作業内容 A:
ページ抜粋について、次の問いに答えてください。
(i) 例に挙げられた企業が流入のために展開している施策は何か。
(ii) テレビCMがCVにつながったかどうかを明らかにするために用いる分析手法は何か。
(iii) 有意性はどのような状況として説明されているか。
--- ページ抜粋 ---
一気通貫に分析するからこそ見えてくること

 ある商品の購入窓口として実店舗とWEB店舗があり、流入のための施策としてテレビCM、チラシ、WEB広告を展開している企業を例にします。

一気通貫前
一気通貫前

 テレビCMを流し始めるとCV件数が増えた、実店舗への流入客数も増えたというのはよく聞く事例です。しかし、それがテレビCMを流したからなのか、それとも違う要因があるのかは今までわかりませんでした。

 しかし前述した分析手法「 VARモデル」を用いれば、それを明らかにすることができます。つまり、テレビCMがあったからCVにつながったのか、あるいはテレビCMはたまたま流れていただけでCVの獲得に何ら貢献することはなかったのか、いったいどちらだったのかを明らかにすることができます。

一気通貫後
一気通貫後

 この関係はマス‐デジタルに限りません。この手法を応用してデジタル‐デジタル、マス‐マスの分析をすることもできます。

 例えば、DSPを使い始めたおかげでCV件数が増えたというのもよく聞く話ですが、それがDSPを始めたからWEB店舗のCV件数が増えたのか、それとも違う要因なのかを明らかにすることができます。他にも、地域限定のチラシを発行し、チラシを出していない実店舗の売上と比較して「チラシに効果があったのか」を測定しているケースもあるでしょうが、果たしてチラシを出したおかげで本当に売上を伸びているのかを数字をもって分析することが可能になります。

 今までは、与えている影響がわからないまま、とりあえずは最終目的の件数(WEB店舗のCV件数や実店舗での売上、販売個数等)が増えているから何となく「この施策を始めたからじゃないですかね?」と評価していたケースが非常に多かったと思います。

 ですが、今回紹介した統計的手法によって有意性(確率的に偶然とは考えにくく、意味があると考えられる状況)を明らかにすることができるようになります。
--- レコード一覧 ---
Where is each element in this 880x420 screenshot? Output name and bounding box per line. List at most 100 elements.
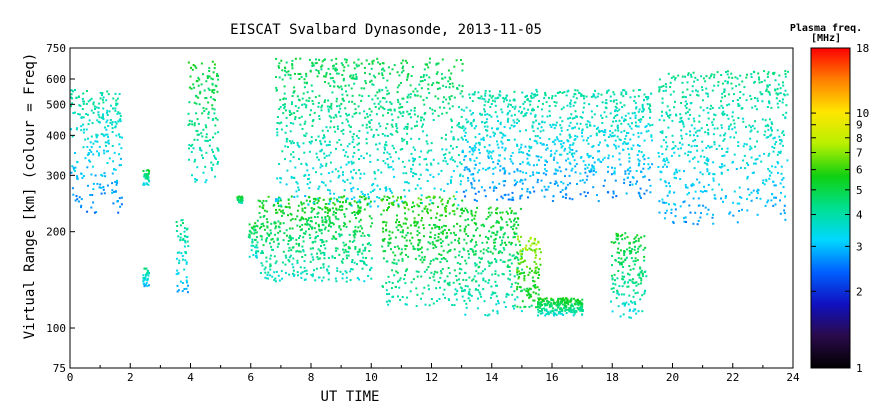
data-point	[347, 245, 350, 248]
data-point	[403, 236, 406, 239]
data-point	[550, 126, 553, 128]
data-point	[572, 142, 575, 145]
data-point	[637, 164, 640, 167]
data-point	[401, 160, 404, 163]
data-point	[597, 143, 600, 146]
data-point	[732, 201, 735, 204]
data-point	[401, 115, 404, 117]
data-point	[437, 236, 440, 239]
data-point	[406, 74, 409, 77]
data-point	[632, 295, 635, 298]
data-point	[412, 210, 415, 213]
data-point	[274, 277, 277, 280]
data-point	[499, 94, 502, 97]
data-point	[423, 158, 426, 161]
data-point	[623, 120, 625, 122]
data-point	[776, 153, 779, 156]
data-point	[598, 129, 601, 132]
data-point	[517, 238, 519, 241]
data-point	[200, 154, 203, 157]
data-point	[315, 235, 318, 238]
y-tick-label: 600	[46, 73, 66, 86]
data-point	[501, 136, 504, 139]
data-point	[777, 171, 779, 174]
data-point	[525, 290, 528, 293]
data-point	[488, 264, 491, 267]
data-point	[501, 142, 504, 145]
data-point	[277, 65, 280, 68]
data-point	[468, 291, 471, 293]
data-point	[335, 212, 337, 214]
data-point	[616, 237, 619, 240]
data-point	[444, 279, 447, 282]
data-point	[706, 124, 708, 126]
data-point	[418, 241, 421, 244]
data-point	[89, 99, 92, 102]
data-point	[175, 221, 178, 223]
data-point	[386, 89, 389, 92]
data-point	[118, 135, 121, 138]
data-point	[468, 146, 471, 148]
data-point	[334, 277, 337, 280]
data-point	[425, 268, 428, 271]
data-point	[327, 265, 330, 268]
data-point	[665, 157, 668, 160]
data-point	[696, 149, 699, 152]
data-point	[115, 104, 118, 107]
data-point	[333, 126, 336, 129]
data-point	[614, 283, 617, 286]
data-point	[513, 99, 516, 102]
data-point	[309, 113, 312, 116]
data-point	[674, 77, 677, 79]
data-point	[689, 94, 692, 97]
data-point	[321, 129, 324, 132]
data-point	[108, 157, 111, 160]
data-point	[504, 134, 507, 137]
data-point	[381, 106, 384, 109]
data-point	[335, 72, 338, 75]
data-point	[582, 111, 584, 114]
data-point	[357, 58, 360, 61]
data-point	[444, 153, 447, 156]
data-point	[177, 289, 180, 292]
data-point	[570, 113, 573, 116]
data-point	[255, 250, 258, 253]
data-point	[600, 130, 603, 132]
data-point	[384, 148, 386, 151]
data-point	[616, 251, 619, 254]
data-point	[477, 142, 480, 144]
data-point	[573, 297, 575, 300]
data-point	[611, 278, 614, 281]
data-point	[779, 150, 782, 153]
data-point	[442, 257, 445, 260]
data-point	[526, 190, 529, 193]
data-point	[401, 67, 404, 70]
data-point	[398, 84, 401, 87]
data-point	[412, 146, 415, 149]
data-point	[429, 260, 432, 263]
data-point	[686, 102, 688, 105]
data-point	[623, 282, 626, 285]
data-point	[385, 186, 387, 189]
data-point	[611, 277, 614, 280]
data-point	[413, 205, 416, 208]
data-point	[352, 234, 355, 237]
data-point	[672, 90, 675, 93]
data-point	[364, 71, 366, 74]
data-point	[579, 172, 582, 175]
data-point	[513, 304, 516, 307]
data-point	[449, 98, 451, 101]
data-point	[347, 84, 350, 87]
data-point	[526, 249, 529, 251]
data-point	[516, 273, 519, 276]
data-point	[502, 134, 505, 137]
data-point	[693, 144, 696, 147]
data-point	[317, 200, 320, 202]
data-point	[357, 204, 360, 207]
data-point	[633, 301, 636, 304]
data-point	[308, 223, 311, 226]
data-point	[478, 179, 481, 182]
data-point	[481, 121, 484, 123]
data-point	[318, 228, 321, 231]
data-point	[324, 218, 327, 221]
---
作業内容 B: レコードのうち、「245, 350, 248]」を含む行から「146, 415, 149]」を含む行までの部分(両端の行を含む)を、空行を除いて番号付きリストに変換してください。

解答全文 A:
(i) テレビCM、チラシ、WEB広告
(ii) VARモデル
(iii) 確率的に偶然とは考えにくく、意味があると考えられる状況

解答全文 B:
1. data-point	[347, 245, 350, 248]
2. data-point	[403, 236, 406, 239]
3. data-point	[550, 126, 553, 128]
4. data-point	[572, 142, 575, 145]
5. data-point	[637, 164, 640, 167]
6. data-point	[401, 160, 404, 163]
7. data-point	[597, 143, 600, 146]
8. data-point	[732, 201, 735, 204]
9. data-point	[401, 115, 404, 117]
10. data-point	[437, 236, 440, 239]
11. data-point	[406, 74, 409, 77]
12. data-point	[632, 295, 635, 298]
13. data-point	[412, 210, 415, 213]
14. data-point	[274, 277, 277, 280]
15. data-point	[499, 94, 502, 97]
16. data-point	[423, 158, 426, 161]
17. data-point	[623, 120, 625, 122]
18. data-point	[776, 153, 779, 156]
19. data-point	[598, 129, 601, 132]
20. data-point	[517, 238, 519, 241]
21. data-point	[200, 154, 203, 157]
22. data-point	[315, 235, 318, 238]
23. y-tick-label: 600	[46, 73, 66, 86]
24. data-point	[501, 136, 504, 139]
25. data-point	[777, 171, 779, 174]
26. data-point	[525, 290, 528, 293]
27. data-point	[488, 264, 491, 267]
28. data-point	[501, 142, 504, 145]
29. data-point	[277, 65, 280, 68]
30. data-point	[468, 291, 471, 293]
31. data-point	[335, 212, 337, 214]
32. data-point	[616, 237, 619, 240]
33. data-point	[444, 279, 447, 282]
34. data-point	[706, 124, 708, 126]
35. data-point	[418, 241, 421, 244]
36. data-point	[89, 99, 92, 102]
37. data-point	[175, 221, 178, 223]
38. data-point	[386, 89, 389, 92]
39. data-point	[118, 135, 121, 138]
40. data-point	[468, 146, 471, 148]
41. data-point	[334, 277, 337, 280]
42. data-point	[425, 268, 428, 271]
43. data-point	[327, 265, 330, 268]
44. data-point	[665, 157, 668, 160]
45. data-point	[696, 149, 699, 152]
46. data-point	[115, 104, 118, 107]
47. data-point	[333, 126, 336, 129]
48. data-point	[614, 283, 617, 286]
49. data-point	[513, 99, 516, 102]
50. data-point	[309, 113, 312, 116]
51. data-point	[674, 77, 677, 79]
52. data-point	[689, 94, 692, 97]
53. data-point	[321, 129, 324, 132]
54. data-point	[108, 157, 111, 160]
55. data-point	[504, 134, 507, 137]
56. data-point	[381, 106, 384, 109]
57. data-point	[335, 72, 338, 75]
58. data-point	[582, 111, 584, 114]
59. data-point	[357, 58, 360, 61]
60. data-point	[444, 153, 447, 156]
61. data-point	[177, 289, 180, 292]
62. data-point	[570, 113, 573, 116]
63. data-point	[255, 250, 258, 253]
64. data-point	[600, 130, 603, 132]
65. data-point	[384, 148, 386, 151]
66. data-point	[616, 251, 619, 254]
67. data-point	[477, 142, 480, 144]
68. data-point	[573, 297, 575, 300]
69. data-point	[611, 278, 614, 281]
70. data-point	[779, 150, 782, 153]
71. data-point	[442, 257, 445, 260]
72. data-point	[526, 190, 529, 193]
73. data-point	[401, 67, 404, 70]
74. data-point	[398, 84, 401, 87]
75. data-point	[412, 146, 415, 149]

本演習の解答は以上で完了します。